» **EXTRAIT À LIRE**:
Le parcours étonnant de René Lévesque
1922
Enfance gaspésienne
Né le 24 août, il passe une enfance heureuse à New Carlisle, village gaspésien majoritairement anglophone. Élève brillant et lecteur boulimique, il fait ses études classiques au Séminaire de Gaspé puis, à partir de 1938, au Collège des Jésuites Saint-Charles Garnier de Québec.
À l’été de ses 13 ans, il fait ses débuts dans le journalisme radio. Son père lui obtient un poste de traducteur de dépêches à la radio CHNC de New Carlisle. Il remplace aussi l’annonceur régulier parti en vacances. A 20 ans, il refait de la radio à Québec à titre de temporaire du temps de guerre aux stations de CKCV et de CBV (Radio-Canada) jusqu’en 1944.
Il naît à l’hôpital de Campbellton au Nouveau-Brunswick qui est le plus proche de son village. Son frère aîné étant mort à la naissance, ses parents Dominique Lévesque et Diane Dionne veulent éviter le risque d’un accouchement à la maison. Le couple aura ensuite trois autres enfants : Fernand, André et Alice.
1944
Voix de l’Amérique
Parfaitement bilingue, il est recruté par l’Office of War Information de l’armée américaine. Il se rend à Londres en mai 1944 pour joindre le Bureau français de la radio Voice of America qui diffuse, dans 27 langues, information et propagande vers les pays occupés. En février 1945, il traverse la manche pour couvrir l’avance des troupes alliées en rapportant les combats à la radio et dans des périodiques français et américains.
En février 1945, quittant Londres sous les bombardements des V2 allemands, il commence son odyssée militaire à Paris qui le mène en l’Alsace, en Autriche, en Italie et dans le sud de l’Allemagne où il découvre, en avril, dans les environs de Munich, l’horreur du camp de concentration de Dachau.
Au retour de la guerre, il entre au Service international de Radio-Canada comme speaker attitré au programme quotidien La Voix du Canada. Dans la dizaine d’année qui suit, il couvre pour différentes émissions de nombreux événements importants dans le monde dont l’un des moments forts est la guerre de Corée en 1951. Le côté humain de ses reportages est très apprécié des auditeurs.
1956
Point de mire
De 1956 à 1959, René Lévesque anime l’émission Point de mire qui sera le point culminant de sa carrière journalistique. Dans ses mémoires, il évoque ces années avec plaisir : Tout compte fait, ce fut l’une des périodes les plus trépidantes et les plus enrichissantes de ma vie.
En 1953, il est nommé chef de reportages à la radio de Radio-Canada. Il crée avec Judith Jasmin l’émission quotidienne Carrefour consacrée à l’actualité. Devenu pigiste en 1956, il collabore aussi à des revues intellectuelles comme Cité libre et La Revue Moderne et à l’émission Ce qui se brasse à CKAC.
La longue grève des réalisateurs français de Radio-Canada en 1959 marque un tournant majeur qui l’amène à la politique. Constatant le peu de pouvoir des Canadiens-français au sein du Gouvernement fédéral, il exprime de plus en plus ses positions nationalistes. Son appui aux grévistes se manifeste par des interventions publiques où il se révèle être un orateur exceptionnel.

» **CONSIGNE**: Reprenez le texte sur René Lévesque juste après sa dernière phrase et écrivez la suite.

» **DONNÉES RECUEILLIES**:

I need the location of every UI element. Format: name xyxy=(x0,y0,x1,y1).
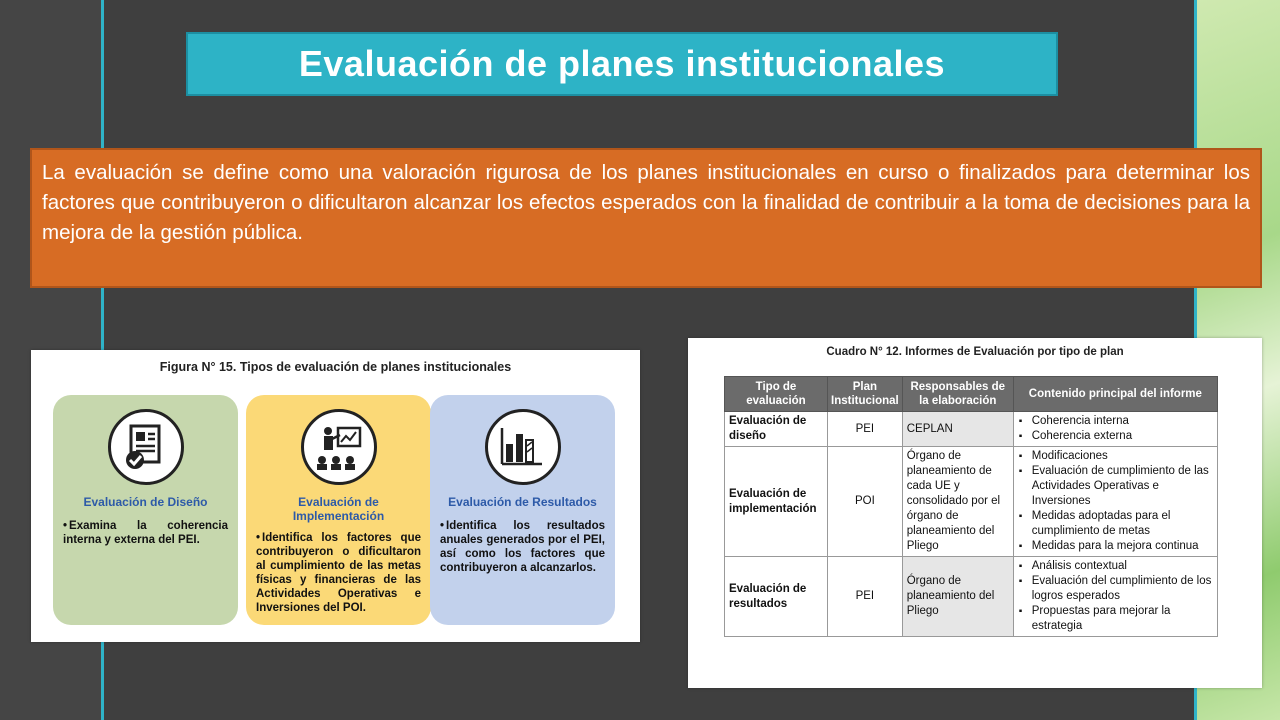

» **RÉPONSE**:
1960
La seule énergie québécoise
Élu le 22 juin sous la bannière du Parti libéral, il fait parti de l’Équipe du tonnerre de Jean Lesage, devenant ainsi un acteur central de la Révolution tranquille. Comme ministre des Richesses naturelles (1961 à 1966), il préside à la nationalisation des compagnies d’électricité et à l’expansion d’Hydro-Québec qui devient d’un coup l’une des plus grosses entreprises du monde dans le domaine de l’énergie.
La décision de nationaliser l’électricité est prise à l’automne 1962 lors d’une réunion secrète des libéraux au Lac à l’Épaule (l’expression est née de cette rencontre). On y décide également de déclencher des élections anticipées sur cet enjeu. Durant la campagne électorale, avec son tableau noir, sa carte géographique et sa cigarette au bec, René Lévesque fait le tour du Québec pour convaincre les Québécois que cette nationalisation est nécessaire pour être enfin Maîtres chez nous!.
Entre 1966 et 1976, tout en étant député (jusqu’en 1970), président d’un nouveau parti (à partir de 1968) et candidat à trois élections (1970, 1973 et 1976), il écrit plus de 1400 chroniques publiées dans le Dimanche-matin, Le Clairon de Saint-Hyacinthe, Le Journal de Montréal et Le Jour.
1968
Le Parti Québécois
Le 14 octobre 1967, il quitte avec fracas le Parti libéral qui rejette férocement son idée d’un Québec souverain dans une nouvelle union canadienne. Un mois plus tard, il fonde le Mouvement Souveraineté-Association (MSA) afin d’unir les forces indépendantistes. L’année suivante, quelque 1000 délégués enthousiastes se réunissent en congrès du 11 au 14 octobre 1968 à Québec pour fonder le Parti Québécois dont il devient le premier chef.
En janvier 1968, il publie Option Québec, un manifeste pédagogique qui présente son programme d’action politique, la Souveraineté-Association, proposant de faire l’indépendance politique du Québec tout en négociant, d’égal à égal, une union économique avec le reste du Canada. En quelques semaines, le livre est vendu à plus de 50 000 copies.
Aux élections de 1970, le Parti Québécois obtient 23 % des votes avec 7 députés. En 1973, le parti devient l’opposition officielle avec 30 % du vote, mais seulement 6 députés. À chaque fois, René Lévesque est défait dans sa circonscription.
1976
La victoire
« Je n’ai jamais pensé que je pourrais être aussi fier d’être Québécois que ce soir! » déclare-t-il devant une foule en liesse lors de la première victoire électorale du Parti Québécois qui remporte, le 15 novembre, 71 des 110 circonscriptions.
Considéré comme l’un des meilleurs que le Québec ait connu, le Gouvernement Lévesque réalise plusieurs réformes majeures et durables à commencer par la loi 101 et la Charte de la langue française et celle, dont il était très fier, régissant le financement des partis politiques.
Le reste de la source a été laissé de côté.